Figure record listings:
— start —
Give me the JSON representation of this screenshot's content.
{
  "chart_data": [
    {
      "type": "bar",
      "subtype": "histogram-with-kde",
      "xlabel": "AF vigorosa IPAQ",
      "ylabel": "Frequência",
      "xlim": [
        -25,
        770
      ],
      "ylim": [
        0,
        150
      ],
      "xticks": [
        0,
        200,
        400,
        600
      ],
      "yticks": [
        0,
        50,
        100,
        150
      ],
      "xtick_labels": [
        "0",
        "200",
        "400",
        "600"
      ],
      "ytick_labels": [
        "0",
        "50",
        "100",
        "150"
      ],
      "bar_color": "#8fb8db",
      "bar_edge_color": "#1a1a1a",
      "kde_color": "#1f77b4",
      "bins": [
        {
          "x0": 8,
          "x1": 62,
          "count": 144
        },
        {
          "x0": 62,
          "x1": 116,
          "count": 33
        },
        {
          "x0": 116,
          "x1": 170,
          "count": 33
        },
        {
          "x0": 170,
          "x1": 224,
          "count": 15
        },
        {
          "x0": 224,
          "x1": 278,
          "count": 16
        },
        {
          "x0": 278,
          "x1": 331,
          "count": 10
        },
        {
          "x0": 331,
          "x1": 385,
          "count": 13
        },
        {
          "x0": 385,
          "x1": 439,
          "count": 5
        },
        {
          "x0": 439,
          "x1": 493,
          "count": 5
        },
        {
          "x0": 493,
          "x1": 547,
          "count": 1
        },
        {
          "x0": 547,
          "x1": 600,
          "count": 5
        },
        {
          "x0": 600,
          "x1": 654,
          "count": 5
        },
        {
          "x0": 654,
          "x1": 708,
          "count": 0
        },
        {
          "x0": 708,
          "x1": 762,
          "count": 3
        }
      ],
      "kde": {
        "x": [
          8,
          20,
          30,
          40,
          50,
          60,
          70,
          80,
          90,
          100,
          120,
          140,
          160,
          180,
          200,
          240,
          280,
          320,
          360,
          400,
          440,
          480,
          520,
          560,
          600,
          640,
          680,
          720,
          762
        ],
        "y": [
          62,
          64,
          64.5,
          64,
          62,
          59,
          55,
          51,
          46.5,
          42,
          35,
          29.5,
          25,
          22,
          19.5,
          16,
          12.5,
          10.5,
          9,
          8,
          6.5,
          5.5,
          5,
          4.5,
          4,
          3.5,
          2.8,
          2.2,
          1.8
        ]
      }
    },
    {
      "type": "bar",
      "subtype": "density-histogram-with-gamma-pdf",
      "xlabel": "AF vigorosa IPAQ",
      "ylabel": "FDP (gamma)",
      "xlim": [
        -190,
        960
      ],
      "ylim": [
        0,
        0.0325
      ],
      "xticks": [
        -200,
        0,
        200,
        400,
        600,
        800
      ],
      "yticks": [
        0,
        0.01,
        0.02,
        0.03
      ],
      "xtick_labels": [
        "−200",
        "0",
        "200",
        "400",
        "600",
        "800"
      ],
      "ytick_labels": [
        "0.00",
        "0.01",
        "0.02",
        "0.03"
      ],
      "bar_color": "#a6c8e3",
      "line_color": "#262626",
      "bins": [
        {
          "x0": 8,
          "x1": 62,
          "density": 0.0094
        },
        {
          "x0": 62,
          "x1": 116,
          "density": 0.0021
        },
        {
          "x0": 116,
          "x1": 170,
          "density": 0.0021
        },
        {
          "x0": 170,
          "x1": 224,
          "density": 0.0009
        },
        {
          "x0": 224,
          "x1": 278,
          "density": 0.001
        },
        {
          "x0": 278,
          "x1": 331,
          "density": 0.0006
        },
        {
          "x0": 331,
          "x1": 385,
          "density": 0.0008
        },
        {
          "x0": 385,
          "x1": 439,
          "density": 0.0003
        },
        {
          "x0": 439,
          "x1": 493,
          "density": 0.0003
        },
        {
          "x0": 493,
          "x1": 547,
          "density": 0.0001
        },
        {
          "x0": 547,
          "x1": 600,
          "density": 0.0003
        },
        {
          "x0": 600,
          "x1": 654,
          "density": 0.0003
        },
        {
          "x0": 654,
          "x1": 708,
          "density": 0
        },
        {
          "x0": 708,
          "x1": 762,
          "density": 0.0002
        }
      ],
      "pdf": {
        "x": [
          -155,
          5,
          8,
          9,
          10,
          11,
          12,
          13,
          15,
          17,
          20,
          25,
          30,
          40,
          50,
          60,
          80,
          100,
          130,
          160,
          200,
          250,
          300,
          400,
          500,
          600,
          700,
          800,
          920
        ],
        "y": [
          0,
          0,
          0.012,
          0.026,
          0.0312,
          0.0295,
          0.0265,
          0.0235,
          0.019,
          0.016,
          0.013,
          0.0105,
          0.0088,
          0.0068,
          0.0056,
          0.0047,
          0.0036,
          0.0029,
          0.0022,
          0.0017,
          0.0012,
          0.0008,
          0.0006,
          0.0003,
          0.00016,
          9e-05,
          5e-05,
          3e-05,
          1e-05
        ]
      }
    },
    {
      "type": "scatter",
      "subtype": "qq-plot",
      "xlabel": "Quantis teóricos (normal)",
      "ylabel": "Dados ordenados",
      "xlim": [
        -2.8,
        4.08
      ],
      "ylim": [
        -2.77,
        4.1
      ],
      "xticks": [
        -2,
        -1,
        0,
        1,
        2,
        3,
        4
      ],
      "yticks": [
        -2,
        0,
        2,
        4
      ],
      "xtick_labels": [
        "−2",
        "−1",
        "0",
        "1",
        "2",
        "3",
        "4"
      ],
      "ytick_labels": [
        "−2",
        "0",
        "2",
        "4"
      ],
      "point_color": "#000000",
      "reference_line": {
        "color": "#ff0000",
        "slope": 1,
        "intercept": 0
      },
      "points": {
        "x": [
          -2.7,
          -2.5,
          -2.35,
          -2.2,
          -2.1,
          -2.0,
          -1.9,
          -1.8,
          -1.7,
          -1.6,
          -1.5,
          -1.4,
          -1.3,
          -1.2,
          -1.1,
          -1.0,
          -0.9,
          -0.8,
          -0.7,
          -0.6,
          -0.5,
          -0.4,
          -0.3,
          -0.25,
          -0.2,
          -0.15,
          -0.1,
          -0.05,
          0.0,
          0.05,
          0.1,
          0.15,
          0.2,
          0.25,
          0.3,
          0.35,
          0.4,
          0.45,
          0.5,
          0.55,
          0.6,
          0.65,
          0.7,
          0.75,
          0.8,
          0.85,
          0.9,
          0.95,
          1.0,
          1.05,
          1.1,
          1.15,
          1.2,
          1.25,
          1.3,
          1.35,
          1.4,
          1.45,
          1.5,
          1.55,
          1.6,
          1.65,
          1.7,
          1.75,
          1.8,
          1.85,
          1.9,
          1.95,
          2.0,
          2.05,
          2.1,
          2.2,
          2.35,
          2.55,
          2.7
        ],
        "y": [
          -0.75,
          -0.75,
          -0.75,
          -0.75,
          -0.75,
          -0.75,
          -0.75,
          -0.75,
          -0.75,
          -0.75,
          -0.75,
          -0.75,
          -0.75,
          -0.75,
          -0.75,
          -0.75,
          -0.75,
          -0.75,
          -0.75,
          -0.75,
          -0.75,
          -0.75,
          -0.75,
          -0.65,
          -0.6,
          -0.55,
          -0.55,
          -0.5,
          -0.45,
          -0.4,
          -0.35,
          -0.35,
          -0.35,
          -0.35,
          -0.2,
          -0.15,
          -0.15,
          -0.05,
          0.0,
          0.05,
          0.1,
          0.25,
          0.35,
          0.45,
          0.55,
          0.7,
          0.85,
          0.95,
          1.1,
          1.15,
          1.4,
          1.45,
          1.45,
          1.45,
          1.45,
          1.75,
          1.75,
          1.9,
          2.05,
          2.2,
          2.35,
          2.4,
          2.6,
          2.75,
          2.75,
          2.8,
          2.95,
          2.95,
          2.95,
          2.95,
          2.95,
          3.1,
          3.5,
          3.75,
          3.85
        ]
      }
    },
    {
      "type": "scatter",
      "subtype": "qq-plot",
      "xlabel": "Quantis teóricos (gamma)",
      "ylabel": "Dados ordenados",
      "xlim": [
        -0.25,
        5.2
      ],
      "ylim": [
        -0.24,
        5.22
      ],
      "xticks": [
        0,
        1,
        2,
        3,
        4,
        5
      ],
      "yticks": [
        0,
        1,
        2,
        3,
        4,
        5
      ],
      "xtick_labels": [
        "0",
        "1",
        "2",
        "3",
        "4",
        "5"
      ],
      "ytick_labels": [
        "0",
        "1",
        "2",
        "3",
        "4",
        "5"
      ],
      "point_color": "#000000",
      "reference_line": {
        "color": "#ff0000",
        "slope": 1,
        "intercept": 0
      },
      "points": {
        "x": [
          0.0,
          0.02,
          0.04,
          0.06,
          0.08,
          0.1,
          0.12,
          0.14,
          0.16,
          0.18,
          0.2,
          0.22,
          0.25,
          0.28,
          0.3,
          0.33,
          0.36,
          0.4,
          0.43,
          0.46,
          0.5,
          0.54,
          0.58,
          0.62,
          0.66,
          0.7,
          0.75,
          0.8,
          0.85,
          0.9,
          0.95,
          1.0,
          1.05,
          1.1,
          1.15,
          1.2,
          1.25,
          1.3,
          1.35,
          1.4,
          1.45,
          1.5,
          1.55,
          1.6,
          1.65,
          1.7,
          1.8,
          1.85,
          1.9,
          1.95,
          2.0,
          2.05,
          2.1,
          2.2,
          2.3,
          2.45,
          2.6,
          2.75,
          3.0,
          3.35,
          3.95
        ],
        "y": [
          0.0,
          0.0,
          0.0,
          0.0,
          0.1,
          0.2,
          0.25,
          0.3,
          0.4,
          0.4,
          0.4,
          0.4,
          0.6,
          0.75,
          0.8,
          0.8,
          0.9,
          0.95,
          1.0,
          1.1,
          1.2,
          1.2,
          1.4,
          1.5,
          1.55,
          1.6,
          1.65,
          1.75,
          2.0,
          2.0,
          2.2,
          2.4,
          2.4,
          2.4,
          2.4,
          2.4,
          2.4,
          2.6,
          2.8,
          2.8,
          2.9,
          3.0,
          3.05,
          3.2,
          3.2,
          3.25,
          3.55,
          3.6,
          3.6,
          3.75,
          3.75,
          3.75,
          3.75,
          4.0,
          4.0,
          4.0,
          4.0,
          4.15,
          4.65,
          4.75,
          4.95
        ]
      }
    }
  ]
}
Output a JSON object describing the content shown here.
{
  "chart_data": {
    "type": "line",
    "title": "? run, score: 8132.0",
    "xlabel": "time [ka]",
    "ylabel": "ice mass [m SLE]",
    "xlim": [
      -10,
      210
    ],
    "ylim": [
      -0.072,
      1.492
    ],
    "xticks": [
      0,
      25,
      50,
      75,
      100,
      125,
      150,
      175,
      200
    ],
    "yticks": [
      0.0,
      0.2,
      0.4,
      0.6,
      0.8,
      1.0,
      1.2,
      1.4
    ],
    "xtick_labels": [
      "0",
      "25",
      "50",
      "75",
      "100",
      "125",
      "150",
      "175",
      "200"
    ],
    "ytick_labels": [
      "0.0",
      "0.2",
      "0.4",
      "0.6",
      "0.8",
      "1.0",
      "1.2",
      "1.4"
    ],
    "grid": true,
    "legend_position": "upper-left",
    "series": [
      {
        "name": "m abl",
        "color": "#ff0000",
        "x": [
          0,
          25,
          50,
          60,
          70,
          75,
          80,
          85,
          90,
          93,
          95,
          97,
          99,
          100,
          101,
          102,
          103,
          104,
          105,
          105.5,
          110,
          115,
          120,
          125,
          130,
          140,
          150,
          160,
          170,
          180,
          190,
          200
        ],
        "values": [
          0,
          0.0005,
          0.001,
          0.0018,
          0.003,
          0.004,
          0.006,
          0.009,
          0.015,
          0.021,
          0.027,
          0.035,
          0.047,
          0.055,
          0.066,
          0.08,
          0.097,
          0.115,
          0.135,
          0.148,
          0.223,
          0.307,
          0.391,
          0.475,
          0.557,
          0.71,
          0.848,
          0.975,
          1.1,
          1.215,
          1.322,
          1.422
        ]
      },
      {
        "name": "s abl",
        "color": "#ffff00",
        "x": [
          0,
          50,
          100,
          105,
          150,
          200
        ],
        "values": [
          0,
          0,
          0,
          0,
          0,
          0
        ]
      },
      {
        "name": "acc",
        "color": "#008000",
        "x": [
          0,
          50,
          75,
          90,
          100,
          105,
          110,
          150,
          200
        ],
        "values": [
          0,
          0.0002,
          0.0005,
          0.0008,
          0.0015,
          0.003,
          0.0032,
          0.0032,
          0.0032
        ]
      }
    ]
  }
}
— end —
**AIM OF THE EXERCISE**
Identify the lines that hold the word "ylabel". Copy every one of them.

**TASK OUTPUT**
      "ylabel": "Frequência",
      "ylabel": "FDP (gamma)",
      "ylabel": "Dados ordenados",
      "ylabel": "Dados ordenados",
    "ylabel": "ice mass [m SLE]",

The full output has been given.